- [CHALLENGE] Extract the full set of records that follows, word for word.

[Extracted data entries]

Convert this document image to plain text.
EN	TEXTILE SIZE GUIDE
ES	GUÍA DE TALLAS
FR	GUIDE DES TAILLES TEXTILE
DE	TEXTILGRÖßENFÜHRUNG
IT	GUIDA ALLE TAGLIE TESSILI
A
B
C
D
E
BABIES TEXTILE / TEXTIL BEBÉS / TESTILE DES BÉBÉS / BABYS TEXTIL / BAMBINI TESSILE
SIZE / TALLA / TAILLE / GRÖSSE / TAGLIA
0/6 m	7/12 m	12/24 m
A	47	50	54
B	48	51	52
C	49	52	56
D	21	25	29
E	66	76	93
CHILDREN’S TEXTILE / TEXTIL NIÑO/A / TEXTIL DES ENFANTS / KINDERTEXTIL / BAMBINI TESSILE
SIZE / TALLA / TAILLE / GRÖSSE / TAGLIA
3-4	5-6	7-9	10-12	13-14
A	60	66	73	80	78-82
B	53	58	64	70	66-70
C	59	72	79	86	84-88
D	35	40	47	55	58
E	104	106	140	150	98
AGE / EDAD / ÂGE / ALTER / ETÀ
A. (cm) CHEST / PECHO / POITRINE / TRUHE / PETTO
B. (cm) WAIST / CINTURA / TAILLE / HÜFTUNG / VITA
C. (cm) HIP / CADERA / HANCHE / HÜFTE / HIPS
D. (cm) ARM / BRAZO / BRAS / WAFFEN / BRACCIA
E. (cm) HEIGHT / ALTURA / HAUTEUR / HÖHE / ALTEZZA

- [WORKED ANSWER]
Convert this document image to plain text.
EN	TEXTILE SIZE GUIDE
ES	GUÍA DE TALLAS
FR	GUIDE DES TAILLES TEXTILE
DE	TEXTILGRÖßENFÜHRUNG
IT	GUIDA ALLE TAGLIE TESSILI
A
B
C
D
E
BABIES TEXTILE / TEXTIL BEBÉS / TESTILE DES BÉBÉS / BABYS TEXTIL / BAMBINI TESSILE
SIZE / TALLA / TAILLE / GRÖSSE / TAGLIA
0/6 m	7/12 m	12/24 m
A	47	50	54
B	48	51	52
C	49	52	56
D	21	25	29
E	66	76	93
CHILDREN’S TEXTILE / TEXTIL NIÑO/A / TEXTIL DES ENFANTS / KINDERTEXTIL / BAMBINI TESSILE
SIZE / TALLA / TAILLE / GRÖSSE / TAGLIA
3-4	5-6	7-9	10-12	13-14
A	60	66	73	80	78-82
B	53	58	64	70	66-70
C	59	72	79	86	84-88
D	35	40	47	55	58
E	104	106	140	150	98
AGE / EDAD / ÂGE / ALTER / ETÀ
A. (cm) CHEST / PECHO / POITRINE / TRUHE / PETTO
B. (cm) WAIST / CINTURA / TAILLE / HÜFTUNG / VITA
C. (cm) HIP / CADERA / HANCHE / HÜFTE / HIPS
D. (cm) ARM / BRAZO / BRAS / WAFFEN / BRACCIA
E. (cm) HEIGHT / ALTURA / HAUTEUR / HÖHE / ALTEZZA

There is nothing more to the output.